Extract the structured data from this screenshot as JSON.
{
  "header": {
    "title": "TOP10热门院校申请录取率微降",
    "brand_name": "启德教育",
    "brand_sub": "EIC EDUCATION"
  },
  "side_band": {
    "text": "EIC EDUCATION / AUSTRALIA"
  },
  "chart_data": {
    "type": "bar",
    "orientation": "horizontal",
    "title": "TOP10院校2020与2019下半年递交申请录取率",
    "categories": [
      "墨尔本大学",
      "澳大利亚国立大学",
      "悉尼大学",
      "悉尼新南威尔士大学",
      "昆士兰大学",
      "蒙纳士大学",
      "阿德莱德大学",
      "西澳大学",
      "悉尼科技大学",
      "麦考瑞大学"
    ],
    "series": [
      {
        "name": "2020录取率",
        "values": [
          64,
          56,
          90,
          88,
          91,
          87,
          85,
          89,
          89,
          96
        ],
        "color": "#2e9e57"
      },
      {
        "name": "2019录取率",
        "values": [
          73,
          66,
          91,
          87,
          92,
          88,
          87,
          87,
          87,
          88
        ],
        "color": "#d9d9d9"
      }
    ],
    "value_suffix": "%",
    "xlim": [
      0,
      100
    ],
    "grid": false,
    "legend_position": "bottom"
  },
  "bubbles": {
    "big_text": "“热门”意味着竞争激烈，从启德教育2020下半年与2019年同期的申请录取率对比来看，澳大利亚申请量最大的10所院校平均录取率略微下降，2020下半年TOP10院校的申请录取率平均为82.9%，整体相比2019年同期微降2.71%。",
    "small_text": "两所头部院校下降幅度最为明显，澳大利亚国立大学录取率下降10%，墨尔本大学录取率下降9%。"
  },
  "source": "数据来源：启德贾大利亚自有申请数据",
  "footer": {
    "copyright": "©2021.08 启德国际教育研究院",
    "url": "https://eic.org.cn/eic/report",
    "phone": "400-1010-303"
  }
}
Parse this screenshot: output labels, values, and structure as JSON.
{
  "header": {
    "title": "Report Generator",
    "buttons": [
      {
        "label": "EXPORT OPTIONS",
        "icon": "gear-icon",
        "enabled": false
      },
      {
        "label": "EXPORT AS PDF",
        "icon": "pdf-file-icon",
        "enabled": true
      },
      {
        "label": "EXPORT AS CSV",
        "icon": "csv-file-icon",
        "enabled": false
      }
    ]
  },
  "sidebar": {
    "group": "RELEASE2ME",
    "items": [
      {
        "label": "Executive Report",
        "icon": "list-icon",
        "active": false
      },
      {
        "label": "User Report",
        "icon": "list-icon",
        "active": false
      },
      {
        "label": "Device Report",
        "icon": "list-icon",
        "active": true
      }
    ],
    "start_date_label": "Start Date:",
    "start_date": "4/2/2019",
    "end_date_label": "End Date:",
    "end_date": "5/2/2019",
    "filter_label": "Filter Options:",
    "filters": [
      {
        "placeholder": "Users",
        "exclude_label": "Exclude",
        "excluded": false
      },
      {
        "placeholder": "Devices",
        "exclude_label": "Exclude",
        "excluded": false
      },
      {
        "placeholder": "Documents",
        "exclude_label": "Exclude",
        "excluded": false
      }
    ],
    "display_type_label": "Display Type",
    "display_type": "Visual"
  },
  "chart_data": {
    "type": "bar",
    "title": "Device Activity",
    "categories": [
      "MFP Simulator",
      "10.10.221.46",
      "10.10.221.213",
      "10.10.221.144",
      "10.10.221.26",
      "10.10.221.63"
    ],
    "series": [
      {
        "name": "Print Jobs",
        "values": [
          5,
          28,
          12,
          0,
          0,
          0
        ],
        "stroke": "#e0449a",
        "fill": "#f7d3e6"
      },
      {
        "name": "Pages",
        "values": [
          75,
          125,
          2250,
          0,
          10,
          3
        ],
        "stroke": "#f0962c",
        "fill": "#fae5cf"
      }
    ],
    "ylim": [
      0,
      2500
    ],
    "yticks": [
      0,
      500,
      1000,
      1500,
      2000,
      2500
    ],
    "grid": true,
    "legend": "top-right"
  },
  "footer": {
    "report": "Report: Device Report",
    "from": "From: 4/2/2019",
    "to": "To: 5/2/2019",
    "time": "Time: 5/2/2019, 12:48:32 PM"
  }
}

++++++++++++++++++++

[Work to complete]: Would you write down every record again, exactly?

[Problem solution]:
Extract the structured data from this screenshot as JSON.
{
  "header": {
    "title": "TOP10热门院校申请录取率微降",
    "brand_name": "启德教育",
    "brand_sub": "EIC EDUCATION"
  },
  "side_band": {
    "text": "EIC EDUCATION / AUSTRALIA"
  },
  "chart_data": {
    "type": "bar",
    "orientation": "horizontal",
    "title": "TOP10院校2020与2019下半年递交申请录取率",
    "categories": [
      "墨尔本大学",
      "澳大利亚国立大学",
      "悉尼大学",
      "悉尼新南威尔士大学",
      "昆士兰大学",
      "蒙纳士大学",
      "阿德莱德大学",
      "西澳大学",
      "悉尼科技大学",
      "麦考瑞大学"
    ],
    "series": [
      {
        "name": "2020录取率",
        "values": [
          64,
          56,
          90,
          88,
          91,
          87,
          85,
          89,
          89,
          96
        ],
        "color": "#2e9e57"
      },
      {
        "name": "2019录取率",
        "values": [
          73,
          66,
          91,
          87,
          92,
          88,
          87,
          87,
          87,
          88
        ],
        "color": "#d9d9d9"
      }
    ],
    "value_suffix": "%",
    "xlim": [
      0,
      100
    ],
    "grid": false,
    "legend_position": "bottom"
  },
  "bubbles": {
    "big_text": "“热门”意味着竞争激烈，从启德教育2020下半年与2019年同期的申请录取率对比来看，澳大利亚申请量最大的10所院校平均录取率略微下降，2020下半年TOP10院校的申请录取率平均为82.9%，整体相比2019年同期微降2.71%。",
    "small_text": "两所头部院校下降幅度最为明显，澳大利亚国立大学录取率下降10%，墨尔本大学录取率下降9%。"
  },
  "source": "数据来源：启德贾大利亚自有申请数据",
  "footer": {
    "copyright": "©2021.08 启德国际教育研究院",
    "url": "https://eic.org.cn/eic/report",
    "phone": "400-1010-303"
  }
}
Parse this screenshot: output labels, values, and structure as JSON.
{
  "header": {
    "title": "Report Generator",
    "buttons": [
      {
        "label": "EXPORT OPTIONS",
        "icon": "gear-icon",
        "enabled": false
      },
      {
        "label": "EXPORT AS PDF",
        "icon": "pdf-file-icon",
        "enabled": true
      },
      {
        "label": "EXPORT AS CSV",
        "icon": "csv-file-icon",
        "enabled": false
      }
    ]
  },
  "sidebar": {
    "group": "RELEASE2ME",
    "items": [
      {
        "label": "Executive Report",
        "icon": "list-icon",
        "active": false
      },
      {
        "label": "User Report",
        "icon": "list-icon",
        "active": false
      },
      {
        "label": "Device Report",
        "icon": "list-icon",
        "active": true
      }
    ],
    "start_date_label": "Start Date:",
    "start_date": "4/2/2019",
    "end_date_label": "End Date:",
    "end_date": "5/2/2019",
    "filter_label": "Filter Options:",
    "filters": [
      {
        "placeholder": "Users",
        "exclude_label": "Exclude",
        "excluded": false
      },
      {
        "placeholder": "Devices",
        "exclude_label": "Exclude",
        "excluded": false
      },
      {
        "placeholder": "Documents",
        "exclude_label": "Exclude",
        "excluded": false
      }
    ],
    "display_type_label": "Display Type",
    "display_type": "Visual"
  },
  "chart_data": {
    "type": "bar",
    "title": "Device Activity",
    "categories": [
      "MFP Simulator",
      "10.10.221.46",
      "10.10.221.213",
      "10.10.221.144",
      "10.10.221.26",
      "10.10.221.63"
    ],
    "series": [
      {
        "name": "Print Jobs",
        "values": [
          5,
          28,
          12,
          0,
          0,
          0
        ],
        "stroke": "#e0449a",
        "fill": "#f7d3e6"
      },
      {
        "name": "Pages",
        "values": [
          75,
          125,
          2250,
          0,
          10,
          3
        ],
        "stroke": "#f0962c",
        "fill": "#fae5cf"
      }
    ],
    "ylim": [
      0,
      2500
    ],
    "yticks": [
      0,
      500,
      1000,
      1500,
      2000,
      2500
    ],
    "grid": true,
    "legend": "top-right"
  },
  "footer": {
    "report": "Report: Device Report",
    "from": "From: 4/2/2019",
    "to": "To: 5/2/2019",
    "time": "Time: 5/2/2019, 12:48:32 PM"
  }
}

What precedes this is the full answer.